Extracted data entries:
==============================
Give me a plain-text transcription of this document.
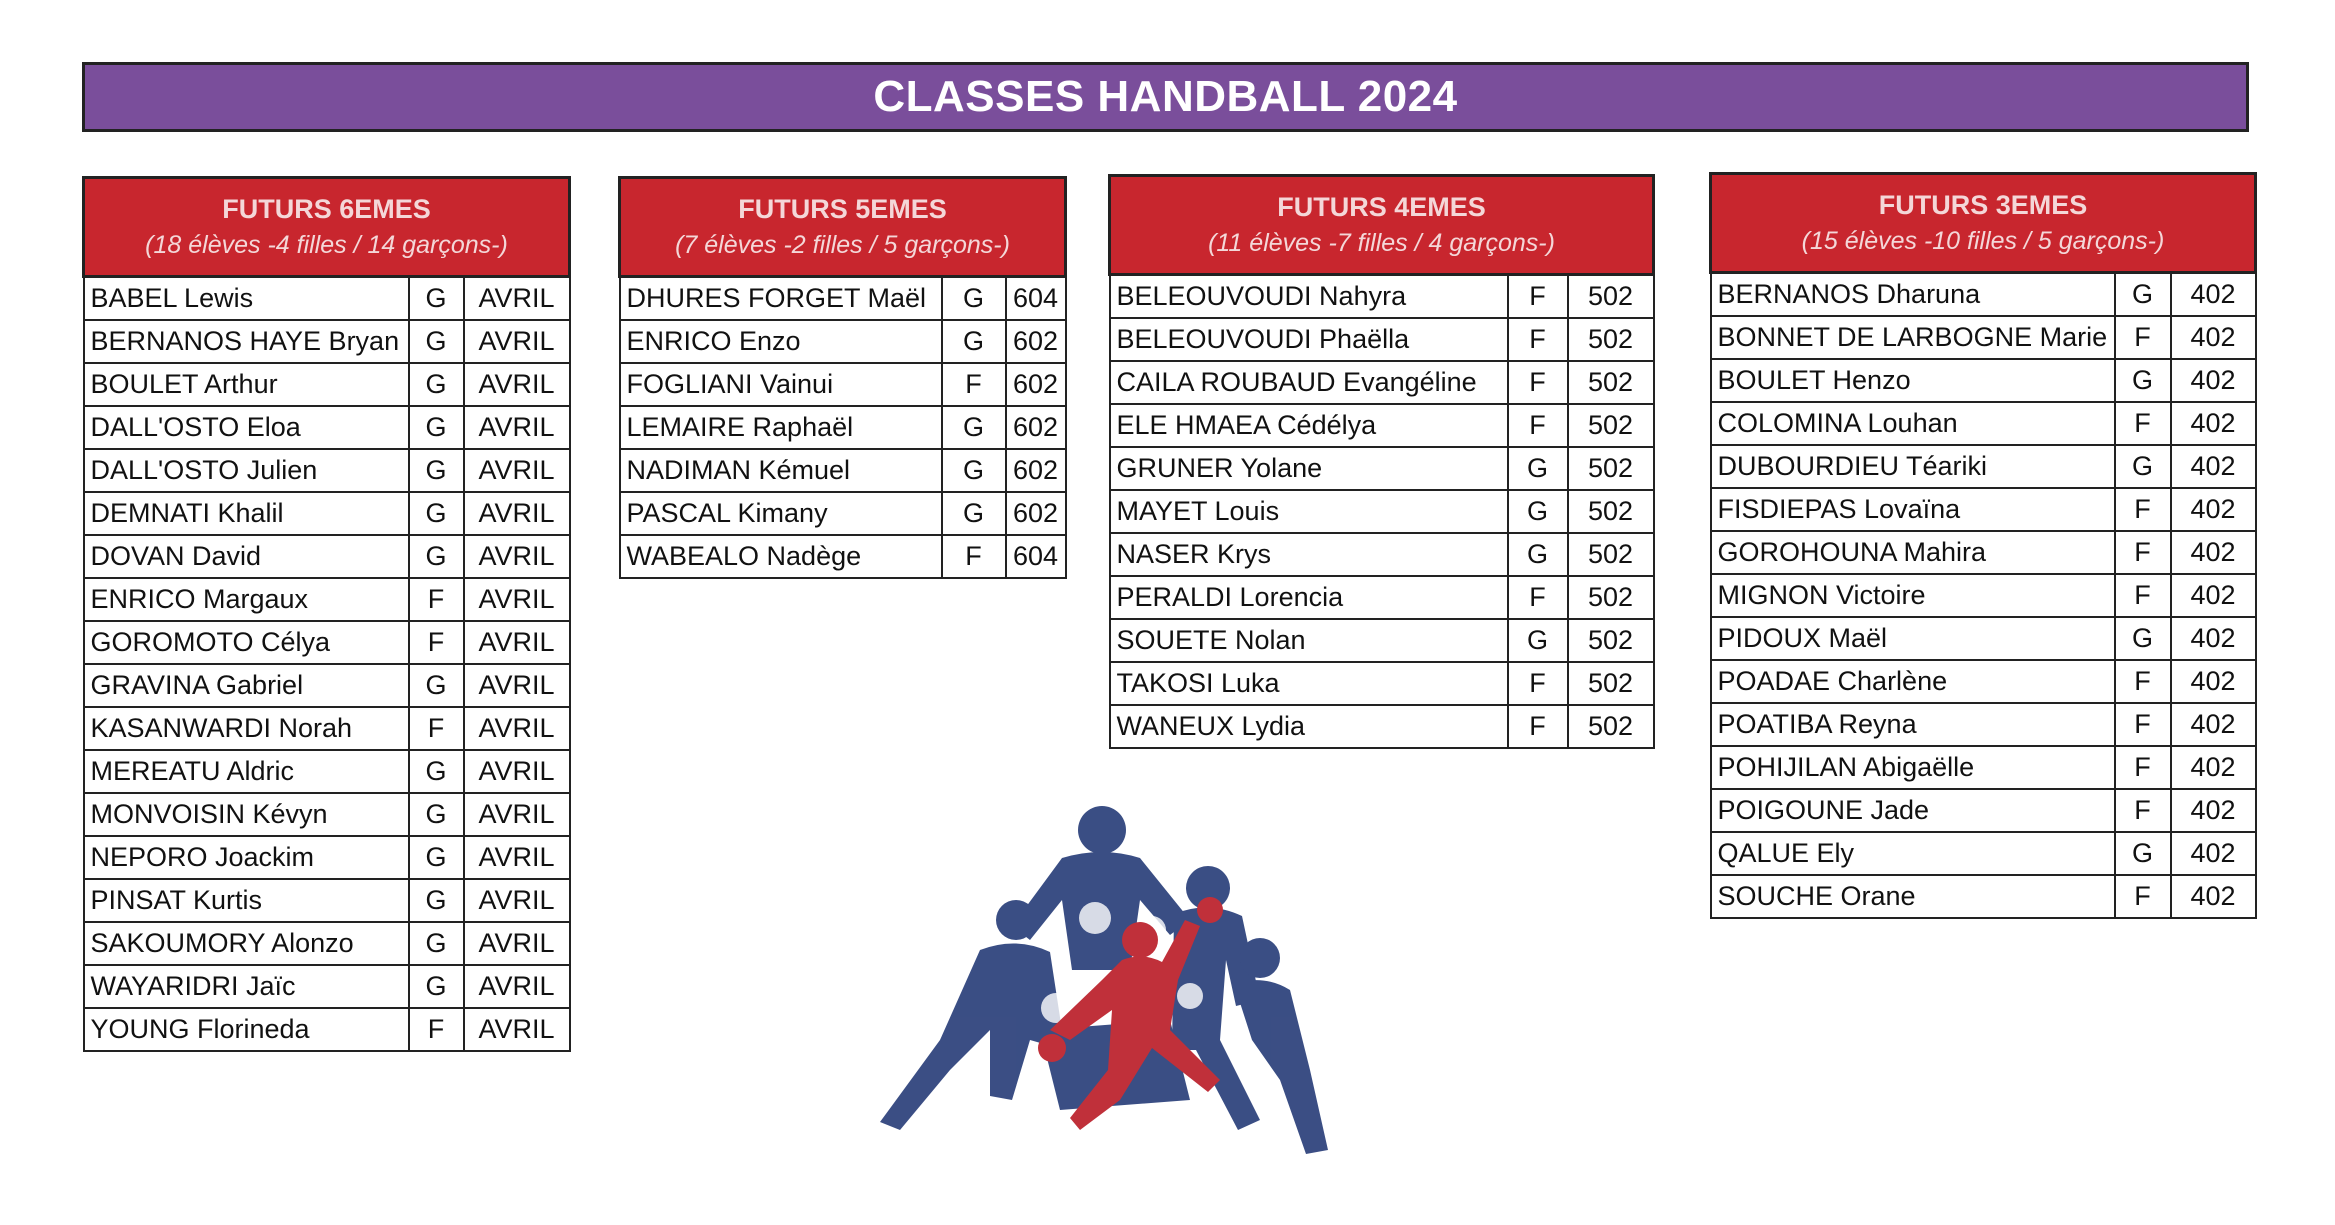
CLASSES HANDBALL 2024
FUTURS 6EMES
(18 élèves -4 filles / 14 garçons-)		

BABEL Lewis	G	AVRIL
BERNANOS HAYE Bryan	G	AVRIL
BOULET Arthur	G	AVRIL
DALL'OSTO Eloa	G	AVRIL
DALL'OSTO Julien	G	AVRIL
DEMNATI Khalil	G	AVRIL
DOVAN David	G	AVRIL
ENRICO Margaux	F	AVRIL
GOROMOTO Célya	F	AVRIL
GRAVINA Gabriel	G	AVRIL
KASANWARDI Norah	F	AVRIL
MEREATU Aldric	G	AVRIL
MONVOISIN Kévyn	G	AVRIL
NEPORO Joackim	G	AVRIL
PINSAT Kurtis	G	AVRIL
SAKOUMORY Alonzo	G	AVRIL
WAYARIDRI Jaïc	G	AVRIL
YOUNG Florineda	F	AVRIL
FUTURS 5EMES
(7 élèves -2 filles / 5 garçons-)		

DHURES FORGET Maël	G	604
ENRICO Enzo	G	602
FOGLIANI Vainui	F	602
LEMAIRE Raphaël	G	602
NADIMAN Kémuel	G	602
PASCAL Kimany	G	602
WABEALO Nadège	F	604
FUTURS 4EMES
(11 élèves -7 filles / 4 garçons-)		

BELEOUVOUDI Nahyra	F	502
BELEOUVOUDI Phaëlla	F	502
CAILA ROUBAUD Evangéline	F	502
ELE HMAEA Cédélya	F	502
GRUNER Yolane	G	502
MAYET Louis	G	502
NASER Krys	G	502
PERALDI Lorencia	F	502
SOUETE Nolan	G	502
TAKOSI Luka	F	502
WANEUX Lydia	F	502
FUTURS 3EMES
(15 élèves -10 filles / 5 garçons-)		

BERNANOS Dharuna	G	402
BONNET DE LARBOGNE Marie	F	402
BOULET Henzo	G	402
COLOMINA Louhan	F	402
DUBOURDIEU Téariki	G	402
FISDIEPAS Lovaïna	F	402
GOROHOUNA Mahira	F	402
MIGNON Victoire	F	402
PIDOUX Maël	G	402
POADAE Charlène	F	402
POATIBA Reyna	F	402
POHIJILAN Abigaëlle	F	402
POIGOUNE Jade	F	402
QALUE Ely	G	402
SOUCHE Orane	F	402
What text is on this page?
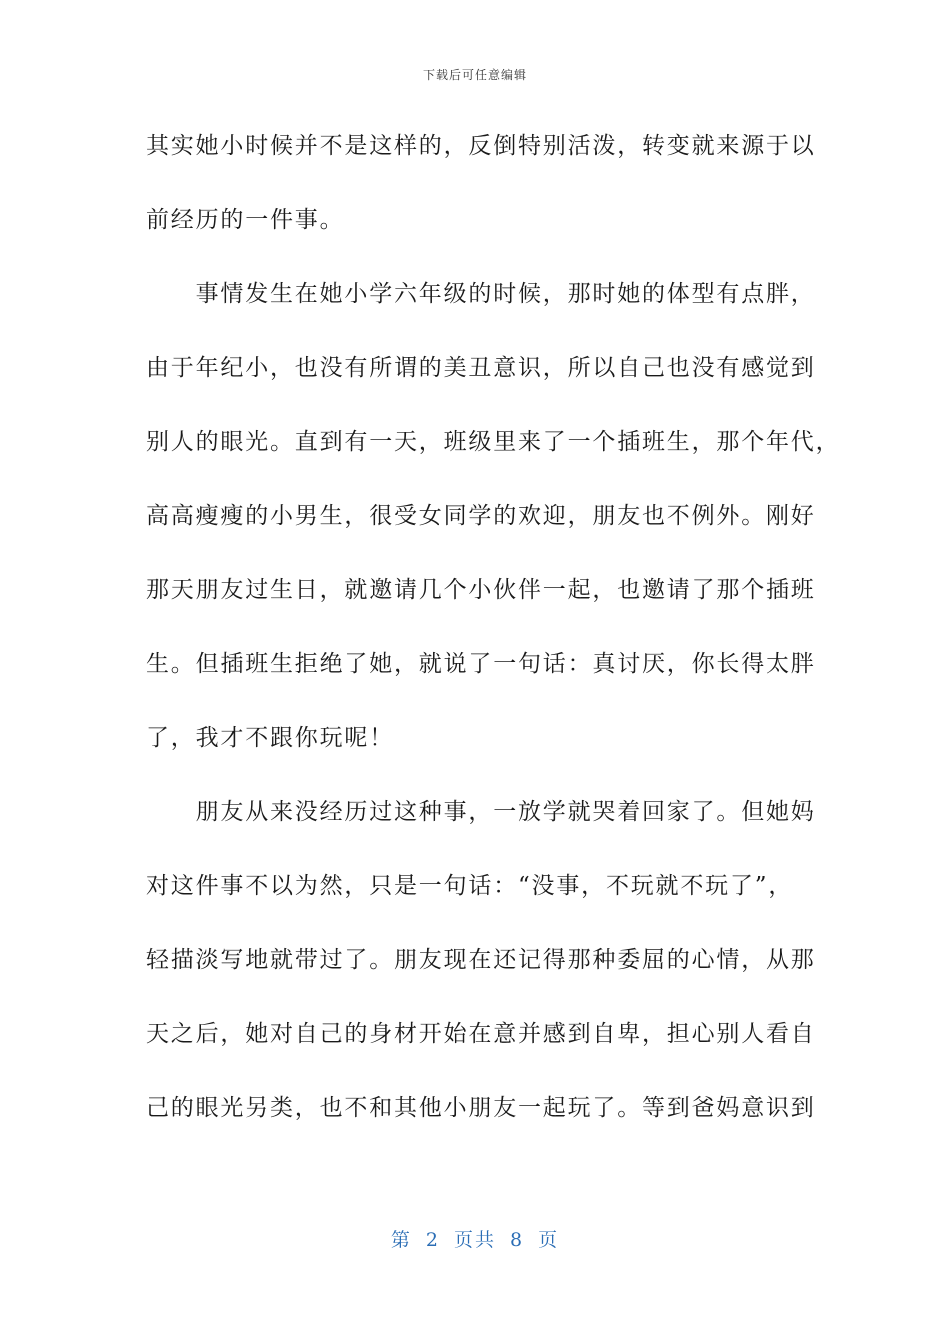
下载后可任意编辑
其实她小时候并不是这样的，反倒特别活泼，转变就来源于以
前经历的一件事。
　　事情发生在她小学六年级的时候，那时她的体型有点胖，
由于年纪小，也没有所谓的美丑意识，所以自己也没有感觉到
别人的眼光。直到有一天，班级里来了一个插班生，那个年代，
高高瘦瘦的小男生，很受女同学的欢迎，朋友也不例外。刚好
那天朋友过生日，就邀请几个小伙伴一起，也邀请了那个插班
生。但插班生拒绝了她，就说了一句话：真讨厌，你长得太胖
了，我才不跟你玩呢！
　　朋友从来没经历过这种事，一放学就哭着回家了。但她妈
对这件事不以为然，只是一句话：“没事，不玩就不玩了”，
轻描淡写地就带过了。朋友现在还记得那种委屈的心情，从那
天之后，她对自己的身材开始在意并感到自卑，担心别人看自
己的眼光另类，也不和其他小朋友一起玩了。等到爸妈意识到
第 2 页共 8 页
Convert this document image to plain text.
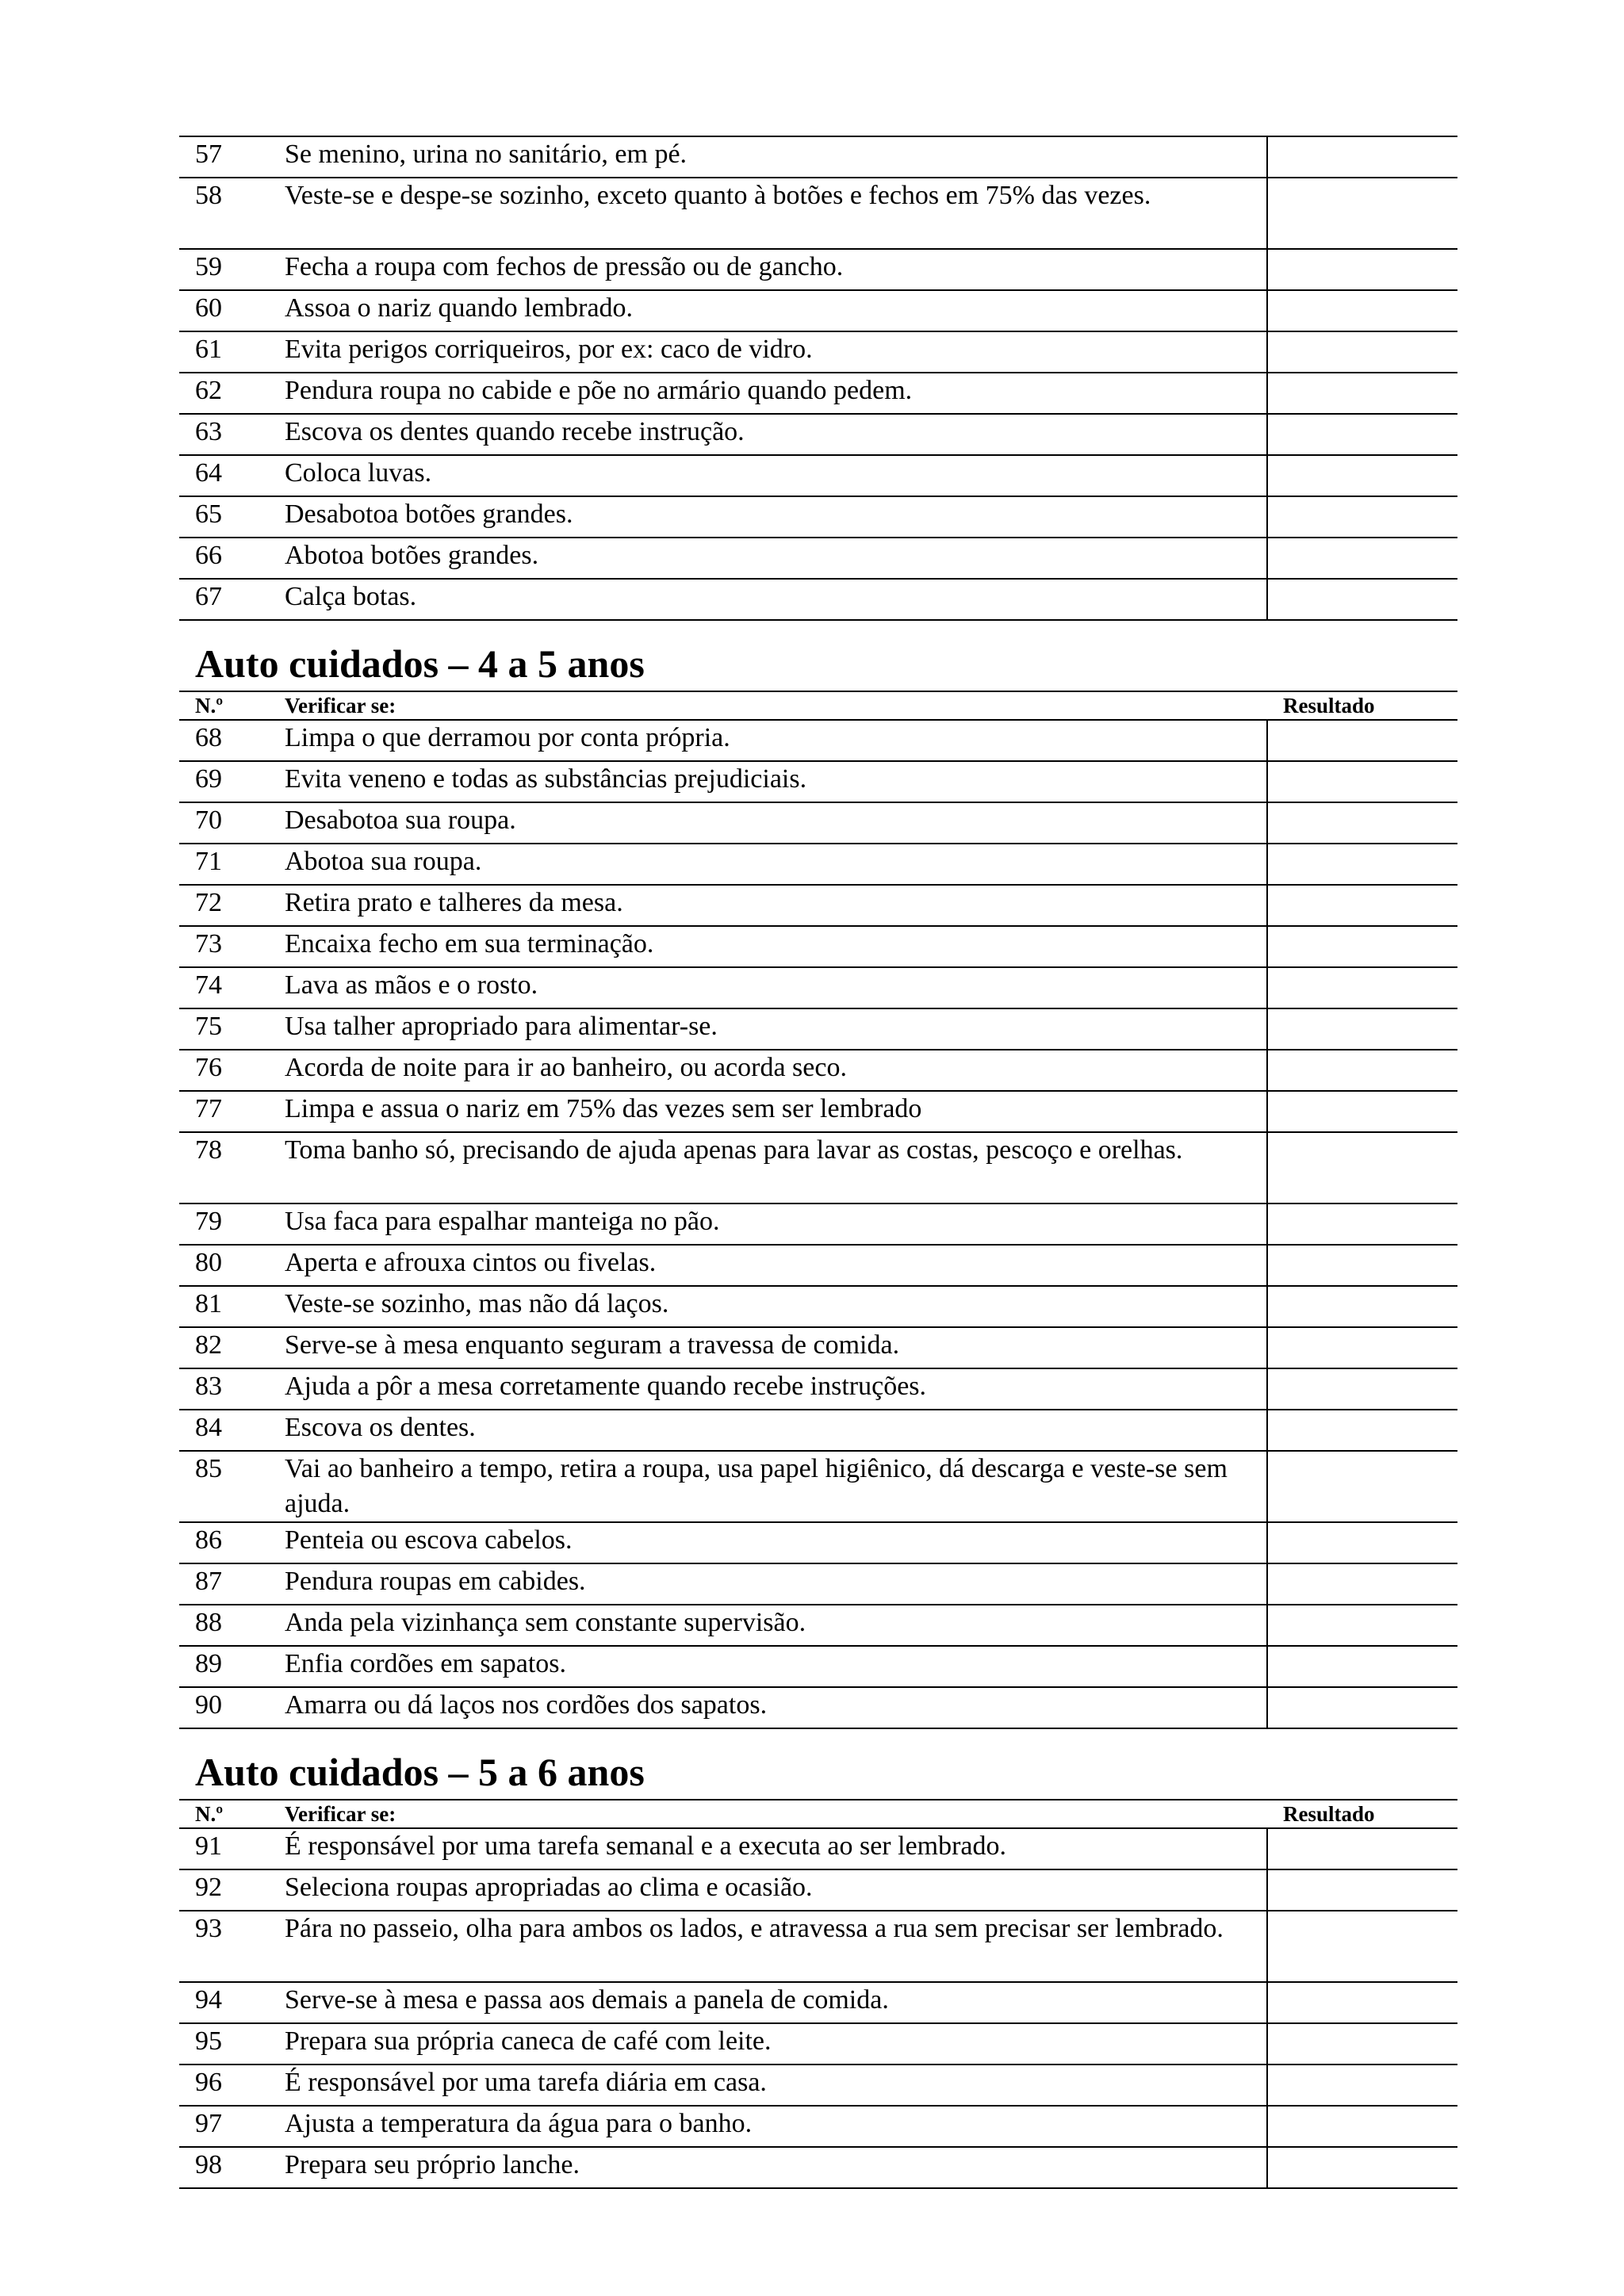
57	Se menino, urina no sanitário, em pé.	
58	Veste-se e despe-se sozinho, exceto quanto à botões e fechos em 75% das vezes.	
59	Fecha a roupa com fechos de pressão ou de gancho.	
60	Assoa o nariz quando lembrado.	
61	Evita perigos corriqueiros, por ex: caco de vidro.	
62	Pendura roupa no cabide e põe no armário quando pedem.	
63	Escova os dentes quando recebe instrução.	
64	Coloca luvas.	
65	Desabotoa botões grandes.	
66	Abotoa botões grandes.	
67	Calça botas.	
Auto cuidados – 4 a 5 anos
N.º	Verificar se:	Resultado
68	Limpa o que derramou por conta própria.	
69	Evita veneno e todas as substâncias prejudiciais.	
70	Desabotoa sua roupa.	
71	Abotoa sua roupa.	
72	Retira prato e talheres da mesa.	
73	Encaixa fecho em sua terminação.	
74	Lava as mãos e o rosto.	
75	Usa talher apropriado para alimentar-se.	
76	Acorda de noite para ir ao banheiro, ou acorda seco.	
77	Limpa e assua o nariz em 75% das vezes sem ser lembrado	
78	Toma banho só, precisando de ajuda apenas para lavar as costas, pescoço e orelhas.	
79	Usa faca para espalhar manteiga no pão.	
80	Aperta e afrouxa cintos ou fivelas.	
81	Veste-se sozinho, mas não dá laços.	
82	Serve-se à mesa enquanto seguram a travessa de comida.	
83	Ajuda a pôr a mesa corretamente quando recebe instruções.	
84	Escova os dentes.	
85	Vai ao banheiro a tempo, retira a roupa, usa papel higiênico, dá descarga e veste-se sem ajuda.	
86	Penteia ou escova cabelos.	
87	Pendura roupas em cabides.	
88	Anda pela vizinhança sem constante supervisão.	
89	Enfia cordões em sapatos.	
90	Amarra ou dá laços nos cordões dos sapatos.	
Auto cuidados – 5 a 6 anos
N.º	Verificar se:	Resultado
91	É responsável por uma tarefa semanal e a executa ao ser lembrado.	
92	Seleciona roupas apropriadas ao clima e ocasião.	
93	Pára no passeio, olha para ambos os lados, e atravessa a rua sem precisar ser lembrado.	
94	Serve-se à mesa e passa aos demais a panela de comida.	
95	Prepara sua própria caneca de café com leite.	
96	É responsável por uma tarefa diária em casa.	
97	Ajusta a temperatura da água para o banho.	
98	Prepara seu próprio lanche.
==============================
__Given task__: Check each line of the records for the word "cordões", and show the lines that contain it.

__Solution to this exercise__:
89	Enfia cordões em sapatos.	
90	Amarra ou dá laços nos cordões dos sapatos.	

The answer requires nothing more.